START Available data
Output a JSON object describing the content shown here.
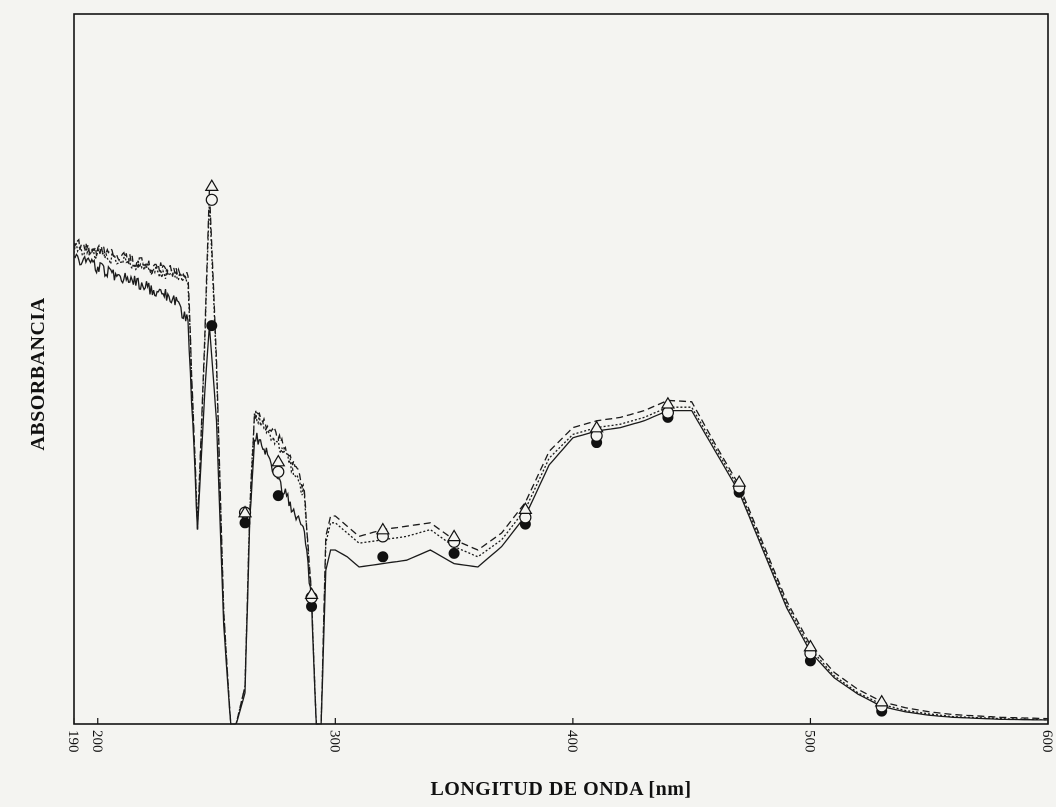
{
  "chart_data": {
    "type": "line",
    "title": "",
    "xlabel": "LONGITUD DE ONDA [nm]",
    "ylabel": "ABSORBANCIA",
    "xlim": [
      190,
      600
    ],
    "ylim": [
      0,
      1
    ],
    "x_ticks": [
      190,
      200,
      300,
      400,
      500,
      600
    ],
    "x_tick_labels": [
      "190",
      "200",
      "300",
      "400",
      "500",
      "600"
    ],
    "x_tick_orientation": "rotated-90",
    "y_tick_labels": [],
    "grid": false,
    "legend": "none",
    "series": [
      {
        "marker": "filled-circle",
        "line_style": "solid",
        "x": [
          190,
          200,
          215,
          225,
          232,
          238,
          242,
          245,
          247,
          250,
          253,
          256,
          258,
          262,
          264,
          266,
          270,
          275,
          282,
          287,
          290,
          292,
          294,
          296,
          298,
          300,
          305,
          310,
          320,
          330,
          340,
          350,
          360,
          370,
          380,
          390,
          400,
          410,
          420,
          430,
          440,
          450,
          460,
          470,
          480,
          490,
          500,
          510,
          520,
          530,
          540,
          550,
          560,
          580,
          600
        ],
        "y": [
          0.68,
          0.665,
          0.645,
          0.63,
          0.62,
          0.585,
          0.28,
          0.48,
          0.58,
          0.44,
          0.14,
          -0.01,
          -0.01,
          0.04,
          0.29,
          0.42,
          0.4,
          0.36,
          0.31,
          0.28,
          0.17,
          -0.01,
          -0.01,
          0.22,
          0.25,
          0.25,
          0.24,
          0.225,
          0.23,
          0.235,
          0.25,
          0.23,
          0.225,
          0.255,
          0.3,
          0.375,
          0.415,
          0.425,
          0.43,
          0.44,
          0.455,
          0.455,
          0.395,
          0.335,
          0.25,
          0.165,
          0.1,
          0.062,
          0.038,
          0.02,
          0.012,
          0.007,
          0.004,
          0.001,
          0.0
        ],
        "markers_x": [
          248,
          262,
          276,
          290,
          320,
          350,
          380,
          410,
          440,
          470,
          500,
          530
        ],
        "markers_y": [
          0.58,
          0.29,
          0.33,
          0.167,
          0.24,
          0.245,
          0.288,
          0.408,
          0.445,
          0.335,
          0.087,
          0.013
        ]
      },
      {
        "marker": "open-circle",
        "line_style": "dotted",
        "x": [
          190,
          200,
          215,
          225,
          232,
          238,
          242,
          245,
          247,
          250,
          253,
          256,
          258,
          262,
          264,
          266,
          270,
          275,
          282,
          287,
          290,
          292,
          294,
          296,
          298,
          300,
          305,
          310,
          320,
          330,
          340,
          350,
          360,
          370,
          380,
          390,
          400,
          410,
          420,
          430,
          440,
          450,
          460,
          470,
          480,
          490,
          500,
          510,
          520,
          530,
          540,
          550,
          560,
          580,
          600
        ],
        "y": [
          0.695,
          0.685,
          0.67,
          0.66,
          0.655,
          0.645,
          0.28,
          0.55,
          0.765,
          0.52,
          0.16,
          -0.01,
          -0.01,
          0.05,
          0.31,
          0.45,
          0.43,
          0.41,
          0.37,
          0.33,
          0.18,
          -0.01,
          -0.01,
          0.26,
          0.29,
          0.29,
          0.275,
          0.26,
          0.265,
          0.27,
          0.28,
          0.255,
          0.24,
          0.265,
          0.31,
          0.385,
          0.42,
          0.43,
          0.435,
          0.445,
          0.46,
          0.46,
          0.4,
          0.34,
          0.255,
          0.17,
          0.105,
          0.065,
          0.04,
          0.023,
          0.014,
          0.009,
          0.005,
          0.002,
          0.0
        ],
        "markers_x": [
          248,
          262,
          276,
          290,
          320,
          350,
          380,
          410,
          440,
          470,
          500,
          530
        ],
        "markers_y": [
          0.765,
          0.305,
          0.365,
          0.18,
          0.27,
          0.262,
          0.298,
          0.418,
          0.452,
          0.342,
          0.098,
          0.02
        ]
      },
      {
        "marker": "open-triangle",
        "line_style": "dashed",
        "x": [
          190,
          200,
          215,
          225,
          232,
          238,
          242,
          245,
          247,
          250,
          253,
          256,
          258,
          262,
          264,
          266,
          270,
          275,
          282,
          287,
          290,
          292,
          294,
          296,
          298,
          300,
          305,
          310,
          320,
          330,
          340,
          350,
          360,
          370,
          380,
          390,
          400,
          410,
          420,
          430,
          440,
          450,
          460,
          470,
          480,
          490,
          500,
          510,
          520,
          530,
          540,
          550,
          560,
          580,
          600
        ],
        "y": [
          0.7,
          0.69,
          0.675,
          0.665,
          0.66,
          0.655,
          0.28,
          0.56,
          0.78,
          0.53,
          0.16,
          -0.01,
          -0.01,
          0.05,
          0.31,
          0.45,
          0.44,
          0.42,
          0.38,
          0.34,
          0.18,
          -0.01,
          -0.01,
          0.27,
          0.3,
          0.3,
          0.285,
          0.27,
          0.28,
          0.285,
          0.29,
          0.265,
          0.25,
          0.275,
          0.32,
          0.395,
          0.43,
          0.44,
          0.445,
          0.455,
          0.47,
          0.468,
          0.405,
          0.345,
          0.26,
          0.175,
          0.11,
          0.07,
          0.045,
          0.027,
          0.018,
          0.012,
          0.008,
          0.004,
          0.002
        ],
        "markers_x": [
          248,
          262,
          276,
          290,
          320,
          350,
          380,
          410,
          440,
          470,
          500,
          530
        ],
        "markers_y": [
          0.785,
          0.305,
          0.38,
          0.185,
          0.28,
          0.27,
          0.31,
          0.43,
          0.465,
          0.35,
          0.108,
          0.027
        ]
      }
    ]
  }
}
END Available data
**Given exercise**
Scan the material above for the string "open" and report each line where you find it.

**Full solution**
        "marker": "open-circle",
        "marker": "open-triangle",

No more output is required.